◆ **Stored data**:
● ● ● ● ● ● ●

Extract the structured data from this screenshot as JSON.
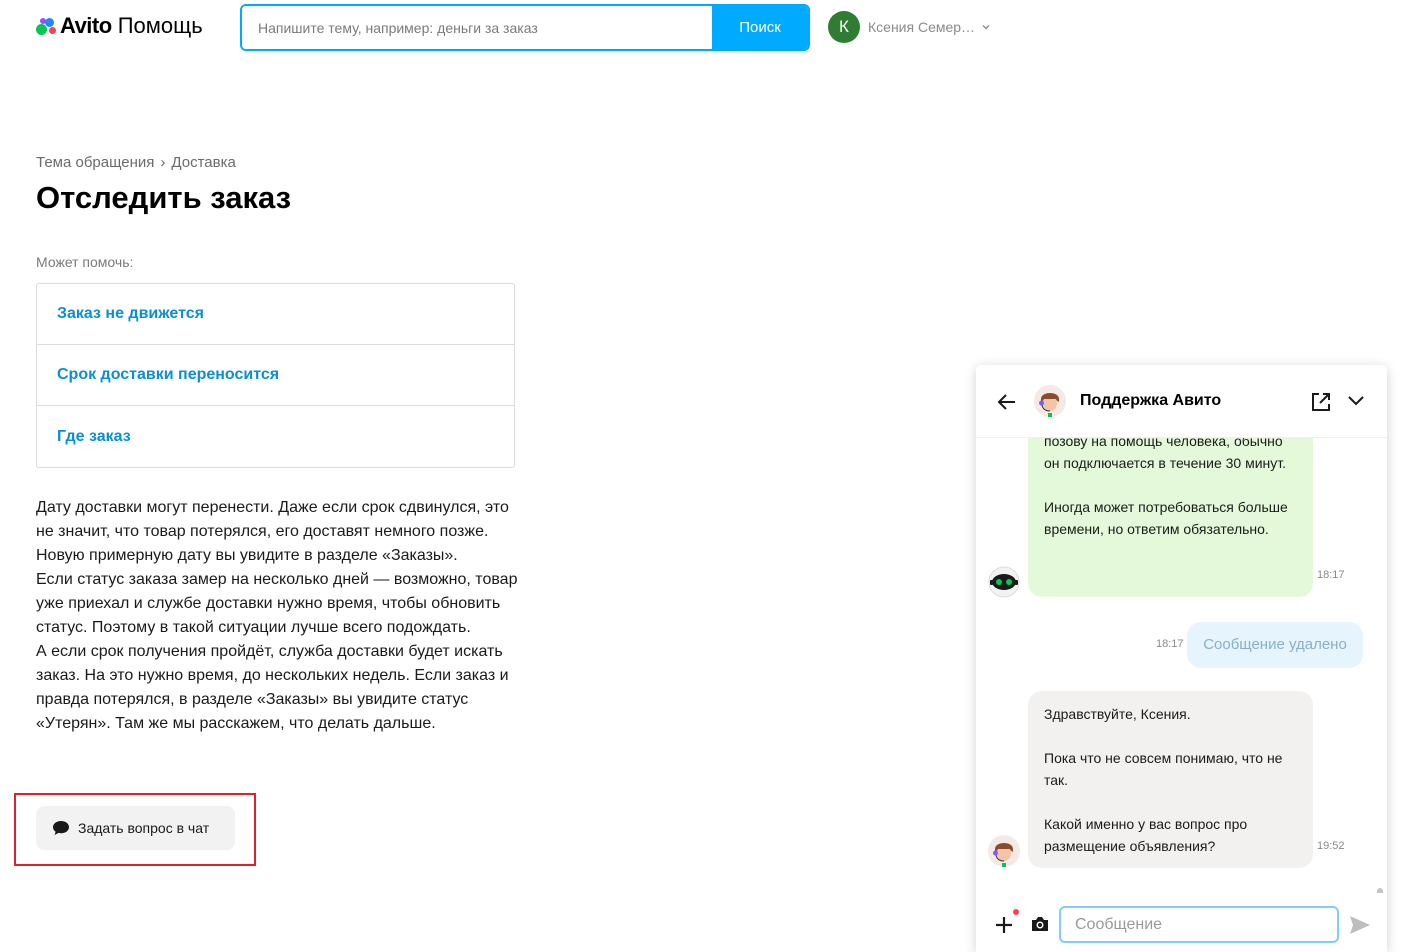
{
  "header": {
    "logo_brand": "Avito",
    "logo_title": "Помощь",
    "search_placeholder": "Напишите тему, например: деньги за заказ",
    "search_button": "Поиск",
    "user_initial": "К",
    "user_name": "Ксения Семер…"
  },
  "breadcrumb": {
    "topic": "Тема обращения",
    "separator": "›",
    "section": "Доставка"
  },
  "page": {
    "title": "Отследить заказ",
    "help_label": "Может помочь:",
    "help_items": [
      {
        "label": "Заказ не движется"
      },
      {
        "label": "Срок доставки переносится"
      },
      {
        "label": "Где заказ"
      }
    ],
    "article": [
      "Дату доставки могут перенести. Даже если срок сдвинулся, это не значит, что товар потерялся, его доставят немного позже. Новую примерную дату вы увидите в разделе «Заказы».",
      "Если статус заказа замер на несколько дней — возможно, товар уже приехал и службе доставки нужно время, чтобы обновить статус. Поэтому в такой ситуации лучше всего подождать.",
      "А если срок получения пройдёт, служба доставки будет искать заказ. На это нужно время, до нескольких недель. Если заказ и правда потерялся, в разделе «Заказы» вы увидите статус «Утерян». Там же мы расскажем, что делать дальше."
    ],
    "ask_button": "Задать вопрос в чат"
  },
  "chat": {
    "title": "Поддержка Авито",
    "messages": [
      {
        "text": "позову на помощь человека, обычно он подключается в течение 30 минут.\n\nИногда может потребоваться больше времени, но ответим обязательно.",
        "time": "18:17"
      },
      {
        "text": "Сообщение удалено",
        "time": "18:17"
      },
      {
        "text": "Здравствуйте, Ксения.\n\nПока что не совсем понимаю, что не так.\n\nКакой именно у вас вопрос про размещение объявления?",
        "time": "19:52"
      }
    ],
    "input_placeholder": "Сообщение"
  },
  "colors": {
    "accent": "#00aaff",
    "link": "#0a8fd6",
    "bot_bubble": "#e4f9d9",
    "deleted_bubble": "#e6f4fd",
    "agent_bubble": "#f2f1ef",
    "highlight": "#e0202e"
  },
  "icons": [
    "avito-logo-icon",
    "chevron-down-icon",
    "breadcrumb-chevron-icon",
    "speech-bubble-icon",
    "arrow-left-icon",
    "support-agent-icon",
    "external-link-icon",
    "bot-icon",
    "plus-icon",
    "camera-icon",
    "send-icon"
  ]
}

● ● ● ● ● ● ●

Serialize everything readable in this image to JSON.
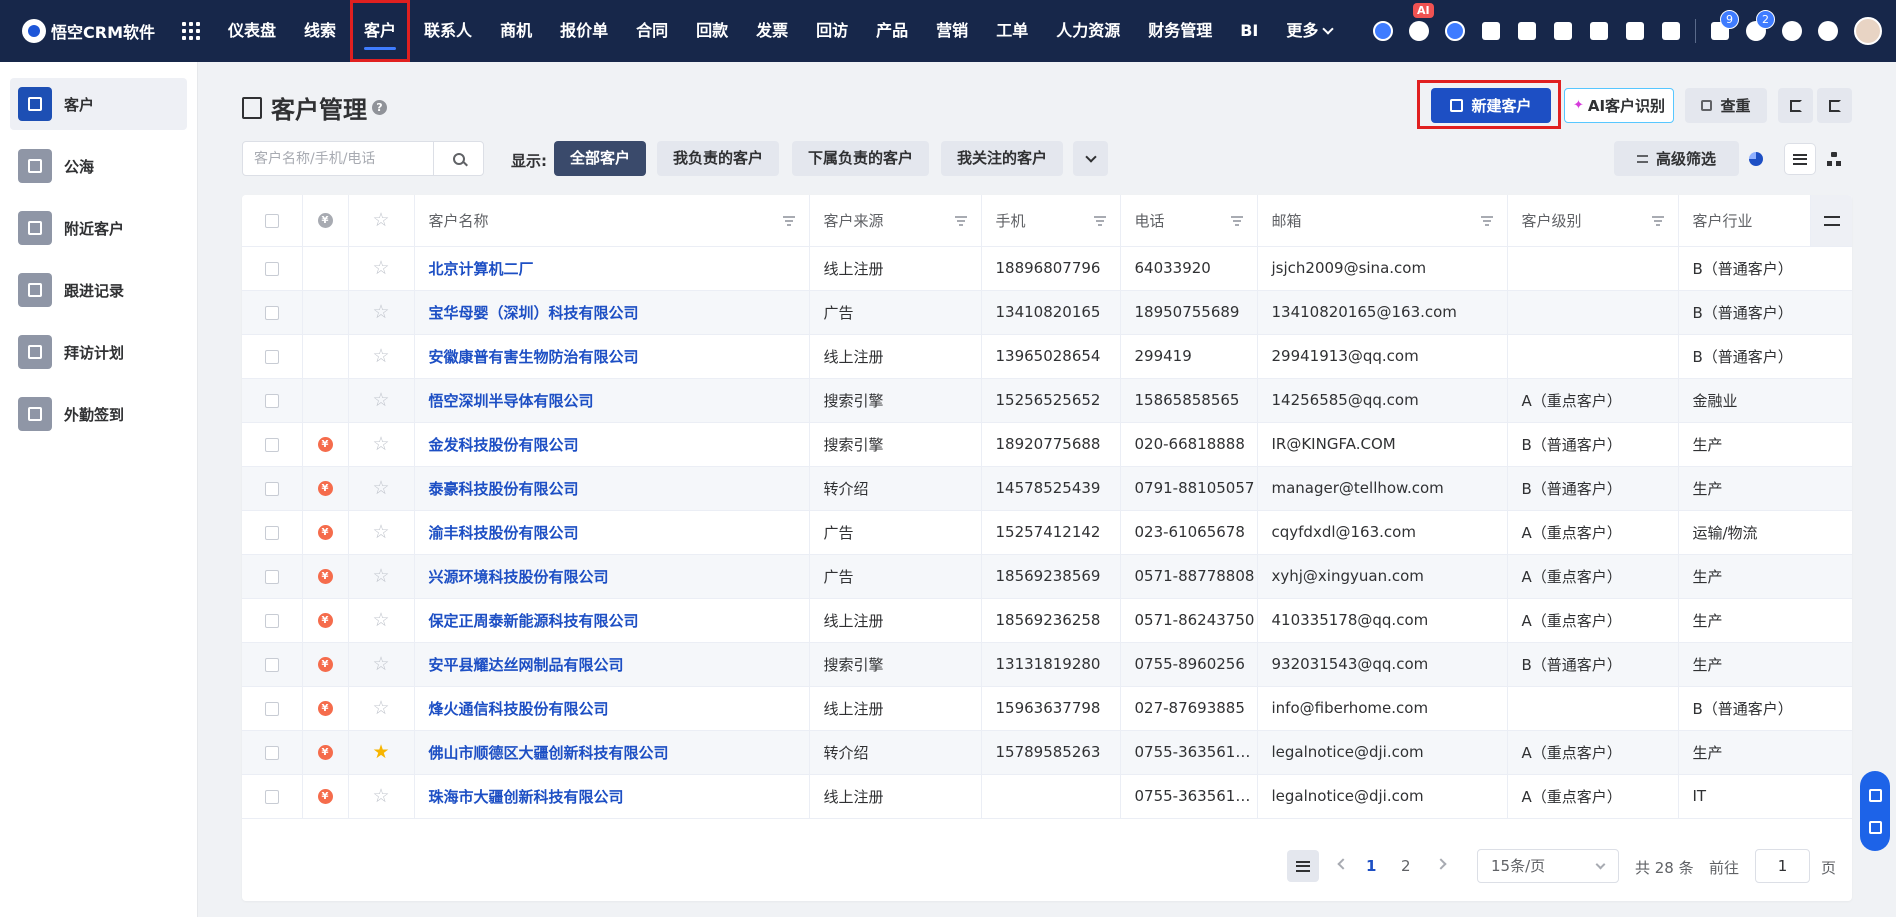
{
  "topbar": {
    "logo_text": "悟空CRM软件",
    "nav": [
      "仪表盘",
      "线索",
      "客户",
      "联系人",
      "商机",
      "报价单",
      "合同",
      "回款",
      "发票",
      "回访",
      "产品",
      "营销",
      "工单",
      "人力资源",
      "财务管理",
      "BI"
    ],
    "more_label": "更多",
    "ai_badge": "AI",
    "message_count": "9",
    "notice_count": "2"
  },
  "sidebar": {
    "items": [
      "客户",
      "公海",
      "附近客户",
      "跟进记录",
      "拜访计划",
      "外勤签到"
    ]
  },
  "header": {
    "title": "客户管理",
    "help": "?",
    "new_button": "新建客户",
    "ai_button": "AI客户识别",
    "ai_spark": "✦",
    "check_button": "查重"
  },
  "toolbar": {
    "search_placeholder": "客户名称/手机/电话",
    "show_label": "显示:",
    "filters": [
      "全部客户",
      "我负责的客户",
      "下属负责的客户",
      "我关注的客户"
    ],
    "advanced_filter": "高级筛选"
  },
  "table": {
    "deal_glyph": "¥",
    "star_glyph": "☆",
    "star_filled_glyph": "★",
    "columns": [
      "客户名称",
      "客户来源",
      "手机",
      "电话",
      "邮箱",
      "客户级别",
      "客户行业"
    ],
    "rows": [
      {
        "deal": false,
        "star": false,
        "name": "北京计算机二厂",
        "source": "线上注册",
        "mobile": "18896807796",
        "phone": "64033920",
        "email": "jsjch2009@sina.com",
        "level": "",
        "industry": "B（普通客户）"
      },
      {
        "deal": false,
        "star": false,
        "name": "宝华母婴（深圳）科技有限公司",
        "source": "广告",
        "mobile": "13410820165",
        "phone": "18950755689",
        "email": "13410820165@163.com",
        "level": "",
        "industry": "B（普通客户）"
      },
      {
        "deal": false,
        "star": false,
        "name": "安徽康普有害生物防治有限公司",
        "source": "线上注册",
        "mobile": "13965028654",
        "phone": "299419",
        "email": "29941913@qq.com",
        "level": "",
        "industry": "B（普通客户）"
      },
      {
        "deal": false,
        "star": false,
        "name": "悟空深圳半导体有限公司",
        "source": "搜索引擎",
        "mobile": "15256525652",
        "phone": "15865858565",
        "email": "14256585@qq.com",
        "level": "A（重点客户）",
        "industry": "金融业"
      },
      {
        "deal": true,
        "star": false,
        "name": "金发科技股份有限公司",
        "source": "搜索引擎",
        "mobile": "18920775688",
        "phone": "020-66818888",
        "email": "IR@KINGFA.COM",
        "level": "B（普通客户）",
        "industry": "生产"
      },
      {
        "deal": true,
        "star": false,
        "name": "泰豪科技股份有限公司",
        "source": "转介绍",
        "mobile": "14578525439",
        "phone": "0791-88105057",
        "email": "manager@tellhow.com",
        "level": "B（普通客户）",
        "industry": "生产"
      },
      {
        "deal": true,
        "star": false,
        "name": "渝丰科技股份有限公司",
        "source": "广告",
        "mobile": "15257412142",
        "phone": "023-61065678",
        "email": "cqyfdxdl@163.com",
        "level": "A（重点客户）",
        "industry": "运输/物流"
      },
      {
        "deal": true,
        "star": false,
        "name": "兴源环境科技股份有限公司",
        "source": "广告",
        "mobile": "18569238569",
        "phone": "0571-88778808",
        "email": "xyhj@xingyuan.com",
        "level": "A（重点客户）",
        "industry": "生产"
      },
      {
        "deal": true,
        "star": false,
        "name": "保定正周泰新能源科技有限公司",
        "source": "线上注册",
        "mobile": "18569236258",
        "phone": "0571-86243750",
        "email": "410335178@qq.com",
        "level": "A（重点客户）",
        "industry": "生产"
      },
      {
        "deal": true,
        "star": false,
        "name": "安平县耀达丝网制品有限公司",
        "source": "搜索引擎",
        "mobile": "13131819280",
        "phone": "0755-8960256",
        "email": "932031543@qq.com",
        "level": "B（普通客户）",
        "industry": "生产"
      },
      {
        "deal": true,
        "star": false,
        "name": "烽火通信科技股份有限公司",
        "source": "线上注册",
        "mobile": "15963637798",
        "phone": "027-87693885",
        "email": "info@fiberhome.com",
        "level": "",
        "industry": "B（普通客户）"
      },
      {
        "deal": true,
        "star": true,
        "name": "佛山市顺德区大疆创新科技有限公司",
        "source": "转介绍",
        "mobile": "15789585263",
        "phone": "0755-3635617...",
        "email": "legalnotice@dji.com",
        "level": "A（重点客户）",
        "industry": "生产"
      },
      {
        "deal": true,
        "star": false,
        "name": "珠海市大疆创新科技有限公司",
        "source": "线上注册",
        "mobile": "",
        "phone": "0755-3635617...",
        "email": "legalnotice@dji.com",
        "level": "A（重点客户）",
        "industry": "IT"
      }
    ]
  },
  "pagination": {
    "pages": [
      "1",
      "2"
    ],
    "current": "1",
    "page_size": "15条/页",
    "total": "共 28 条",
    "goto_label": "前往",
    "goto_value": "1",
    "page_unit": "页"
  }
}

● ● ● ● ● ● ●

◆ **Task requirements**: Each line that holds the word "Заказы" should be extracted from the records.

◆ **Answer in full**:
      "Дату доставки могут перенести. Даже если срок сдвинулся, это не значит, что товар потерялся, его доставят немного позже. Новую примерную дату вы увидите в разделе «Заказы».",
      "А если срок получения пройдёт, служба доставки будет искать заказ. На это нужно время, до нескольких недель. Если заказ и правда потерялся, в разделе «Заказы» вы увидите статус «Утерян». Там же мы расскажем, что делать дальше."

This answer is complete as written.